Records to use
* * * * * * *
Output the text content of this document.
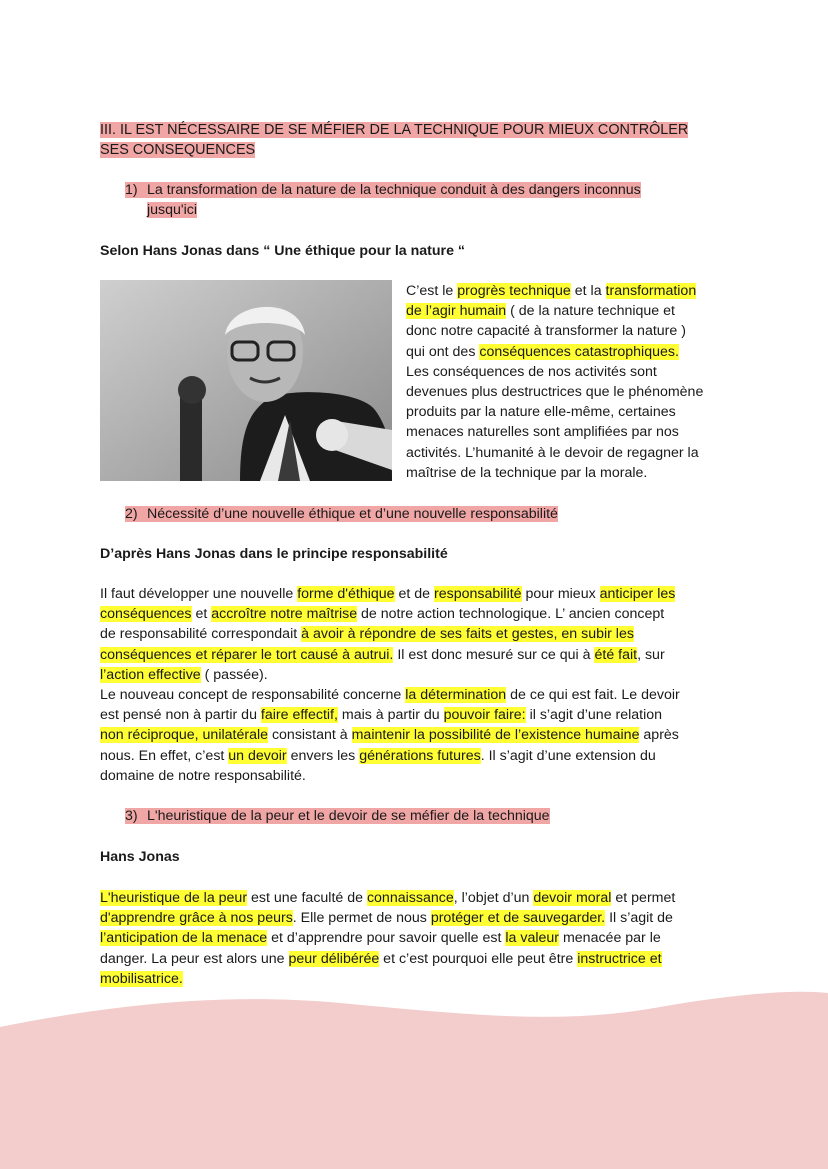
III. IL EST NÉCESSAIRE DE SE MÉFIER DE LA TECHNIQUE POUR MIEUX CONTRÔLER
SES CONSEQUENCES
1) La transformation de la nature de la technique conduit à des dangers inconnus
jusqu'ici
Selon Hans Jonas dans “ Une éthique pour la nature “
C’est le progrès technique et la transformation
de l’agir humain ( de la nature technique et
donc notre capacité à transformer la nature )
qui ont des conséquences catastrophiques.
Les conséquences de nos activités sont
devenues plus destructrices que le phénomène
produits par la nature elle-même, certaines
menaces naturelles sont amplifiées par nos
activités. L’humanité à le devoir de regagner la
maîtrise de la technique par la morale.
2) Nécessité d’une nouvelle éthique et d’une nouvelle responsabilité
D’après Hans Jonas dans le principe responsabilité
Il faut développer une nouvelle forme d'éthique et de responsabilité pour mieux anticiper les
conséquences et accroître notre maîtrise de notre action technologique. L’ ancien concept
de responsabilité correspondait à avoir à répondre de ses faits et gestes, en subir les
conséquences et réparer le tort causé à autrui. Il est donc mesuré sur ce qui à été fait, sur
l’action effective ( passée).
Le nouveau concept de responsabilité concerne la détermination de ce qui est fait. Le devoir
est pensé non à partir du faire effectif, mais à partir du pouvoir faire: il s’agit d’une relation
non réciproque, unilatérale consistant à maintenir la possibilité de l’existence humaine après
nous. En effet, c’est un devoir envers les générations futures. Il s’agit d’une extension du
domaine de notre responsabilité.
3) L'heuristique de la peur et le devoir de se méfier de la technique
Hans Jonas
L'heuristique de la peur est une faculté de connaissance, l’objet d’un devoir moral et permet
d'apprendre grâce à nos peurs. Elle permet de nous protéger et de sauvegarder. Il s’agit de
l’anticipation de la menace et d’apprendre pour savoir quelle est la valeur menacée par le
danger. La peur est alors une peur délibérée et c’est pourquoi elle peut être instructrice et
mobilisatrice.
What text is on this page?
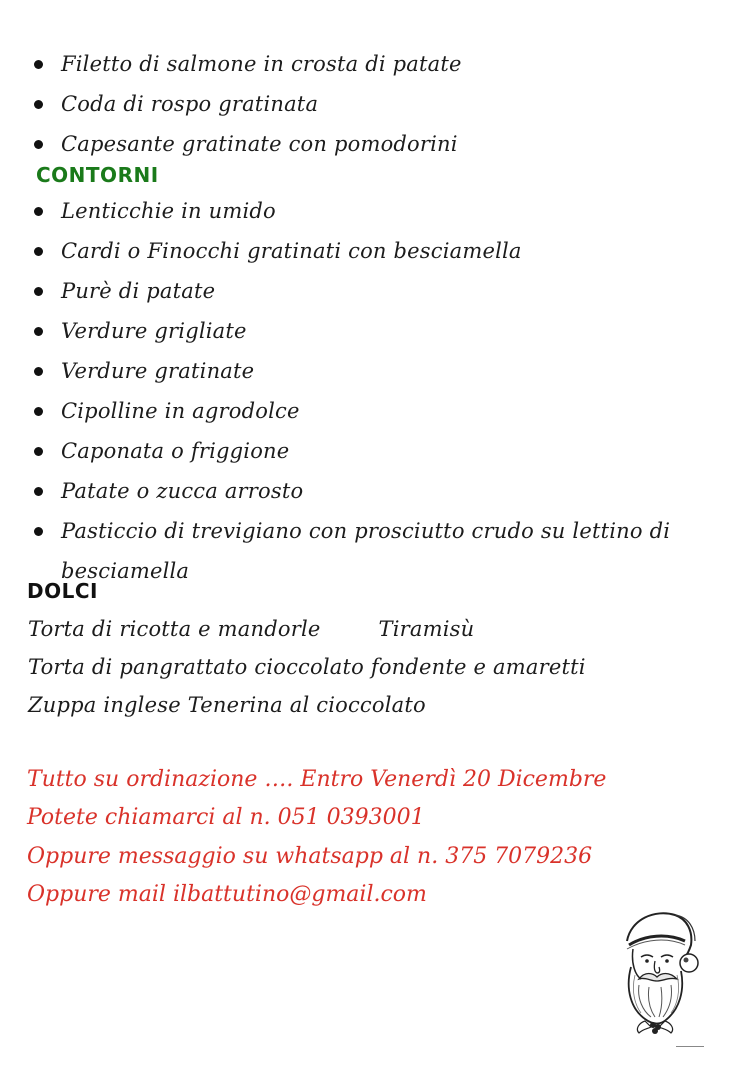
Filetto di salmone in crosta di patate
Coda di rospo gratinata
Capesante gratinate con pomodorini
CONTORNI
Lenticchie in umido
Cardi o Finocchi gratinati con besciamella
Purè di patate
Verdure grigliate
Verdure gratinate
Cipolline in agrodolce
Caponata o friggione
Patate o zucca arrosto
Pasticcio di trevigiano con prosciutto crudo su lettino di besciamella
DOLCI
Torta di ricotta e mandorle	Tiramisù
Torta di pangrattato cioccolato fondente e amaretti
Zuppa inglese Tenerina al cioccolato
Tutto su ordinazione …. Entro Venerdì 20 Dicembre
Potete chiamarci al n. 051 0393001
Oppure messaggio su whatsapp al n. 375 7079236
Oppure mail ilbattutino@gmail.com
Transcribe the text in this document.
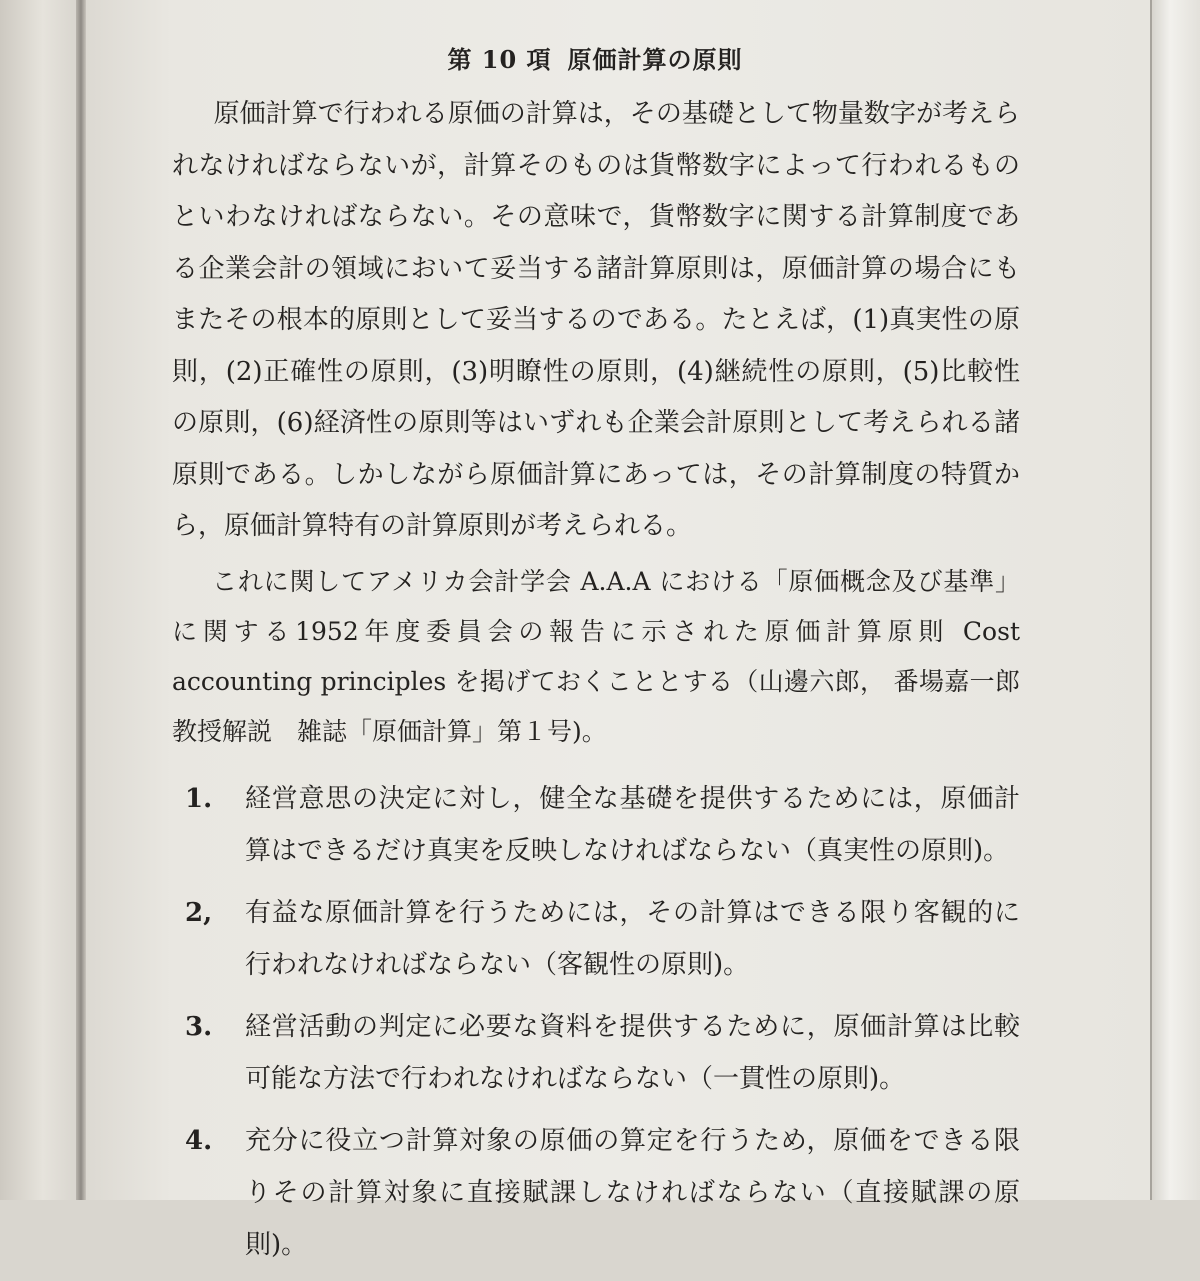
第 10 項 原価計算の原則

原価計算で行われる原価の計算は，その基礎として物量数字が考えられなければならないが，計算そのものは貨幣数字によって行われるものといわなければならない。その意味で，貨幣数字に関する計算制度である企業会計の領域において妥当する諸計算原則は，原価計算の場合にもまたその根本的原則として妥当するのである。たとえば，(1)真実性の原則，(2)正確性の原則，(3)明瞭性の原則，(4)継続性の原則，(5)比較性の原則，(6)経済性の原則等はいずれも企業会計原則として考えられる諸原則である。しかしながら原価計算にあっては，その計算制度の特質から，原価計算特有の計算原則が考えられる。

これに関してアメリカ会計学会 A.A.A における「原価概念及び基準」に関する1952年度委員会の報告に示された原価計算原則 Cost accounting principles を掲げておくこととする（山邊六郎， 番場嘉一郎教授解説　雑誌「原価計算」第１号)。

1.	経営意思の決定に対し，健全な基礎を提供するためには，原価計算はできるだけ真実を反映しなければならない（真実性の原則)。
2,	有益な原価計算を行うためには，その計算はできる限り客観的に行われなければならない（客観性の原則)。
3.	経営活動の判定に必要な資料を提供するために，原価計算は比較可能な方法で行われなければならない（一貫性の原則)。
4.	充分に役立つ計算対象の原価の算定を行うため，原価をできる限りその計算対象に直接賦課しなければならない（直接賦課の原則)。
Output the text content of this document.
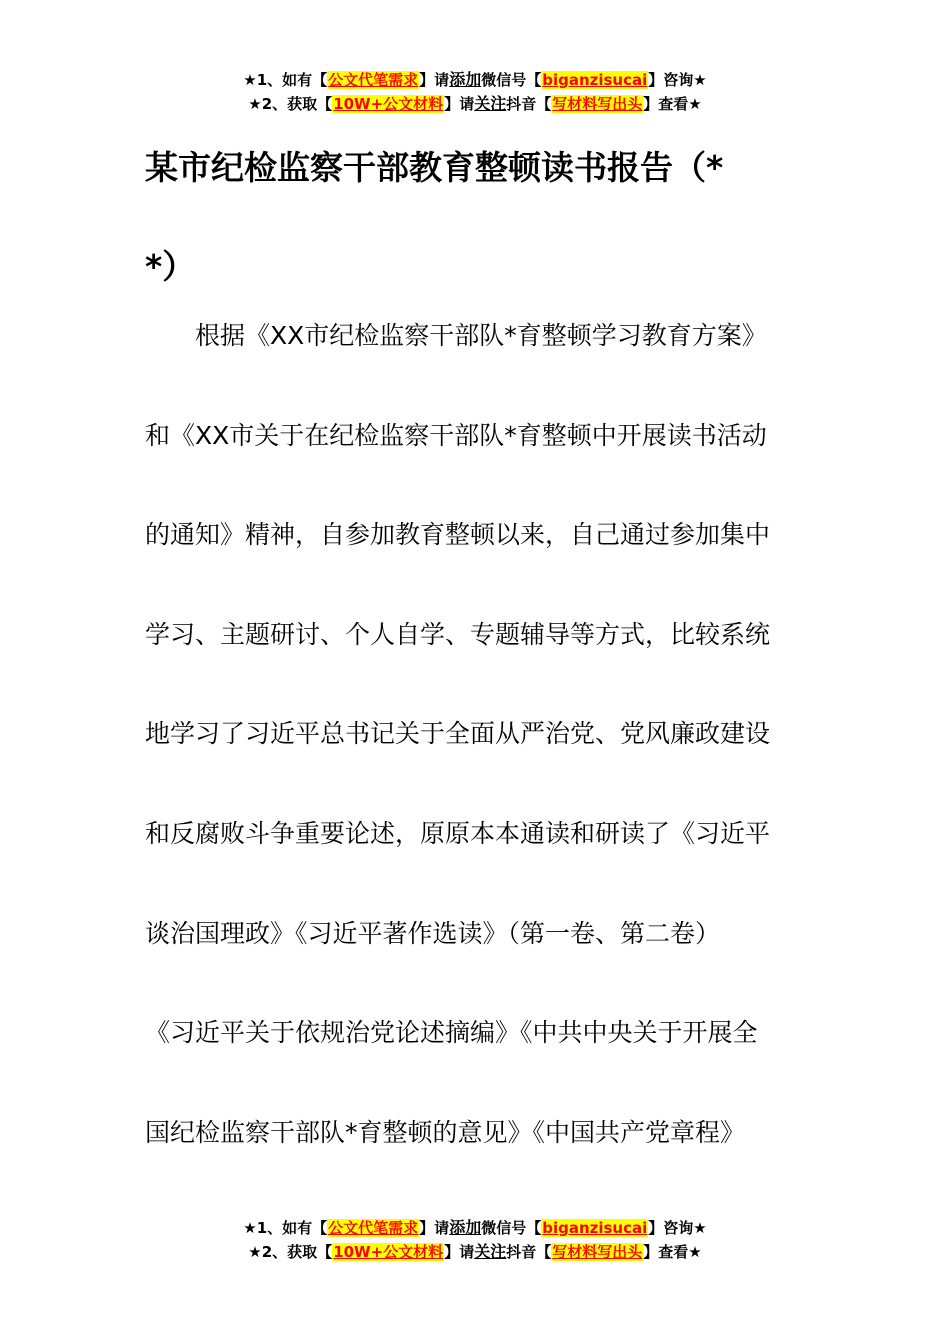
★1、如有【公文代笔需求】请添加微信号【biganzisucai】咨询★
★2、获取【10W+公文材料】请关注抖音【写材料写出头】查看★
某市纪检监察干部教育整顿读书报告（*
*）
根据《XX市纪检监察干部队*育整顿学习教育方案》
和《XX市关于在纪检监察干部队*育整顿中开展读书活动
的通知》精神，自参加教育整顿以来，自己通过参加集中
学习、主题研讨、个人自学、专题辅导等方式，比较系统
地学习了习近平总书记关于全面从严治党、党风廉政建设
和反腐败斗争重要论述，原原本本通读和研读了《习近平
谈治国理政》《习近平著作选读》（第一卷、第二卷）
《习近平关于依规治党论述摘编》《中共中央关于开展全
国纪检监察干部队*育整顿的意见》《中国共产党章程》
★1、如有【公文代笔需求】请添加微信号【biganzisucai】咨询★
★2、获取【10W+公文材料】请关注抖音【写材料写出头】查看★
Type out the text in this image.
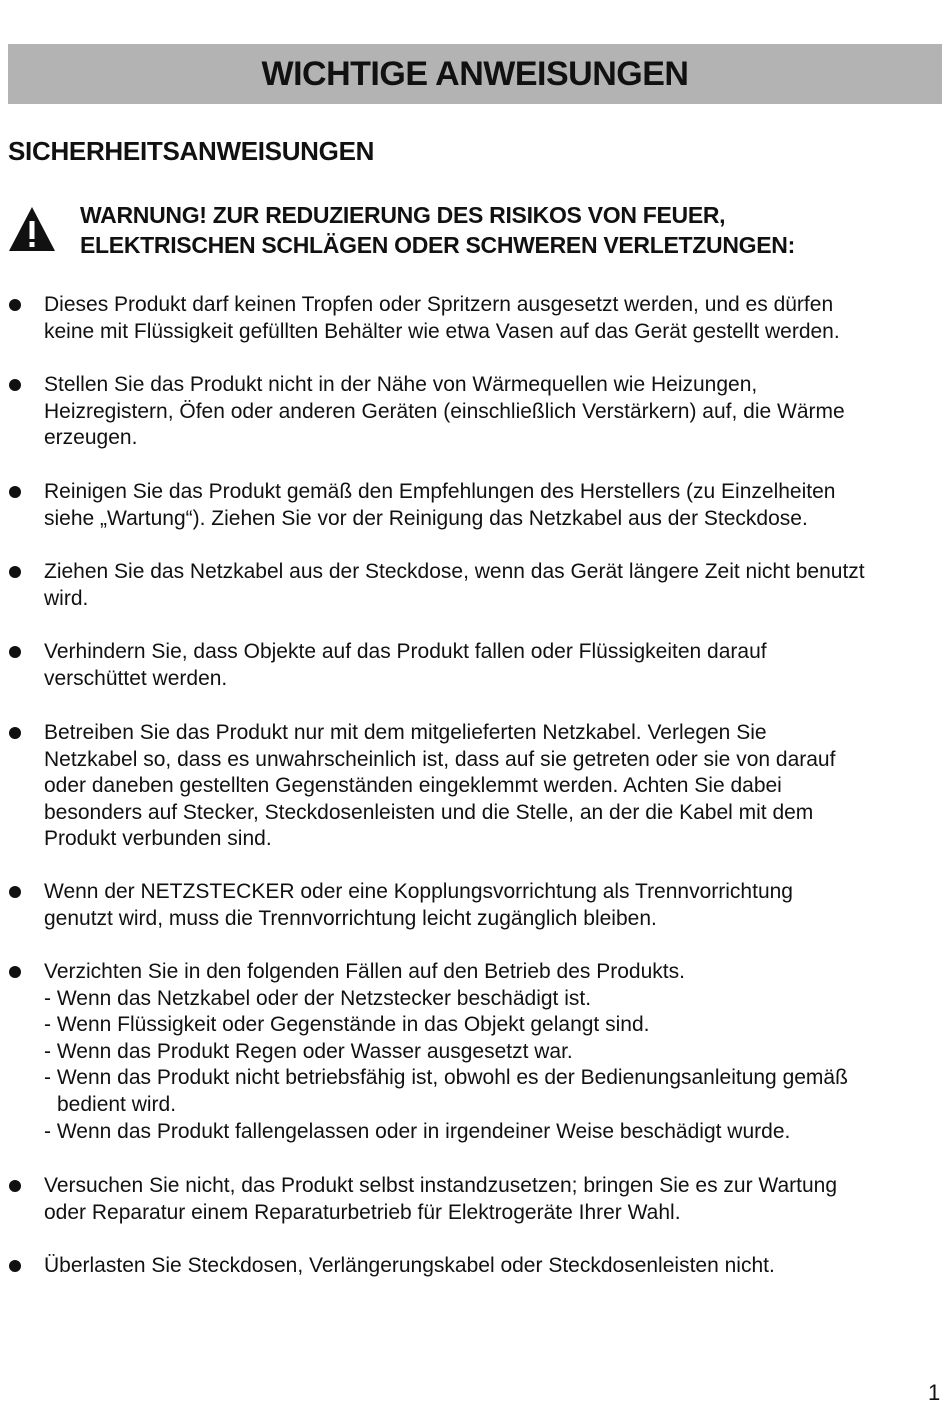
WICHTIGE ANWEISUNGEN
SICHERHEITSANWEISUNGEN
WARNUNG! ZUR REDUZIERUNG DES RISIKOS VON FEUER,
ELEKTRISCHEN SCHLÄGEN ODER SCHWEREN VERLETZUNGEN:
Dieses Produkt darf keinen Tropfen oder Spritzern ausgesetzt werden, und es dürfen
keine mit Flüssigkeit gefüllten Behälter wie etwa Vasen auf das Gerät gestellt werden.
Stellen Sie das Produkt nicht in der Nähe von Wärmequellen wie Heizungen,
Heizregistern, Öfen oder anderen Geräten (einschließlich Verstärkern) auf, die Wärme
erzeugen.
Reinigen Sie das Produkt gemäß den Empfehlungen des Herstellers (zu Einzelheiten
siehe „Wartung“). Ziehen Sie vor der Reinigung das Netzkabel aus der Steckdose.
Ziehen Sie das Netzkabel aus der Steckdose, wenn das Gerät längere Zeit nicht benutzt
wird.
Verhindern Sie, dass Objekte auf das Produkt fallen oder Flüssigkeiten darauf
verschüttet werden.
Betreiben Sie das Produkt nur mit dem mitgelieferten Netzkabel. Verlegen Sie
Netzkabel so, dass es unwahrscheinlich ist, dass auf sie getreten oder sie von darauf
oder daneben gestellten Gegenständen eingeklemmt werden. Achten Sie dabei
besonders auf Stecker, Steckdosenleisten und die Stelle, an der die Kabel mit dem
Produkt verbunden sind.
Wenn der NETZSTECKER oder eine Kopplungsvorrichtung als Trennvorrichtung
genutzt wird, muss die Trennvorrichtung leicht zugänglich bleiben.
Verzichten Sie in den folgenden Fällen auf den Betrieb des Produkts.
- Wenn das Netzkabel oder der Netzstecker beschädigt ist.
- Wenn Flüssigkeit oder Gegenstände in das Objekt gelangt sind.
- Wenn das Produkt Regen oder Wasser ausgesetzt war.
- Wenn das Produkt nicht betriebsfähig ist, obwohl es der Bedienungsanleitung gemäß
bedient wird.
- Wenn das Produkt fallengelassen oder in irgendeiner Weise beschädigt wurde.
Versuchen Sie nicht, das Produkt selbst instandzusetzen; bringen Sie es zur Wartung
oder Reparatur einem Reparaturbetrieb für Elektrogeräte Ihrer Wahl.
Überlasten Sie Steckdosen, Verlängerungskabel oder Steckdosenleisten nicht.
1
* * * * * * *
Challenge
A line counts if it holds the word "Torta". Work out how many lines in the listing count, and give only that number.

Full answer
2